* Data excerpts

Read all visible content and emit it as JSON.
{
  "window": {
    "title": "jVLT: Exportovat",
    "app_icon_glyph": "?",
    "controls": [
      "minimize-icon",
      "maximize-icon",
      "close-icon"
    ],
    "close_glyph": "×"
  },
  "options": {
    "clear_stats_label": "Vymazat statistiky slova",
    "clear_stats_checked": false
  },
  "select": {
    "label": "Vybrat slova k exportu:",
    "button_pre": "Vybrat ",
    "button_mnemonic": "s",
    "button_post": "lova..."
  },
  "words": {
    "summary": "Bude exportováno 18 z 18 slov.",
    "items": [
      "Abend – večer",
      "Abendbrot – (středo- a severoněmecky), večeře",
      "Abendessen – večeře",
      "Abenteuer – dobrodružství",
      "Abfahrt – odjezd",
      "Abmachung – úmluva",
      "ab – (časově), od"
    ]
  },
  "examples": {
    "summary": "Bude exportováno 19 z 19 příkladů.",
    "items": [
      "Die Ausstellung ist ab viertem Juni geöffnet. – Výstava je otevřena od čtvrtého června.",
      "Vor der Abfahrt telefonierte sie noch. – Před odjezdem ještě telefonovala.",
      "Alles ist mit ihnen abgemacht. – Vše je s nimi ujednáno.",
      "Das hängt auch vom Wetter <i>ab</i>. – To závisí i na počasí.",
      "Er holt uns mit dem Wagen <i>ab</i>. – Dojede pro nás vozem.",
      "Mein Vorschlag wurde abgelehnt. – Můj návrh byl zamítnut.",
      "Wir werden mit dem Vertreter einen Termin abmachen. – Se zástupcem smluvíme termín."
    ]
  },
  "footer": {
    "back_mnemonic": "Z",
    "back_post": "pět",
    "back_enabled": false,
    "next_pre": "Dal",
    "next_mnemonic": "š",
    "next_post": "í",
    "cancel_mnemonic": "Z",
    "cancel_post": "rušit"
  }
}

* Your instructions
Write out every line from the records above, word for word.

* Result of the exercise
Read all visible content and emit it as JSON.
{
  "window": {
    "title": "jVLT: Exportovat",
    "app_icon_glyph": "?",
    "controls": [
      "minimize-icon",
      "maximize-icon",
      "close-icon"
    ],
    "close_glyph": "×"
  },
  "options": {
    "clear_stats_label": "Vymazat statistiky slova",
    "clear_stats_checked": false
  },
  "select": {
    "label": "Vybrat slova k exportu:",
    "button_pre": "Vybrat ",
    "button_mnemonic": "s",
    "button_post": "lova..."
  },
  "words": {
    "summary": "Bude exportováno 18 z 18 slov.",
    "items": [
      "Abend – večer",
      "Abendbrot – (středo- a severoněmecky), večeře",
      "Abendessen – večeře",
      "Abenteuer – dobrodružství",
      "Abfahrt – odjezd",
      "Abmachung – úmluva",
      "ab – (časově), od"
    ]
  },
  "examples": {
    "summary": "Bude exportováno 19 z 19 příkladů.",
    "items": [
      "Die Ausstellung ist ab viertem Juni geöffnet. – Výstava je otevřena od čtvrtého června.",
      "Vor der Abfahrt telefonierte sie noch. – Před odjezdem ještě telefonovala.",
      "Alles ist mit ihnen abgemacht. – Vše je s nimi ujednáno.",
      "Das hängt auch vom Wetter <i>ab</i>. – To závisí i na počasí.",
      "Er holt uns mit dem Wagen <i>ab</i>. – Dojede pro nás vozem.",
      "Mein Vorschlag wurde abgelehnt. – Můj návrh byl zamítnut.",
      "Wir werden mit dem Vertreter einen Termin abmachen. – Se zástupcem smluvíme termín."
    ]
  },
  "footer": {
    "back_mnemonic": "Z",
    "back_post": "pět",
    "back_enabled": false,
    "next_pre": "Dal",
    "next_mnemonic": "š",
    "next_post": "í",
    "cancel_mnemonic": "Z",
    "cancel_post": "rušit"
  }
}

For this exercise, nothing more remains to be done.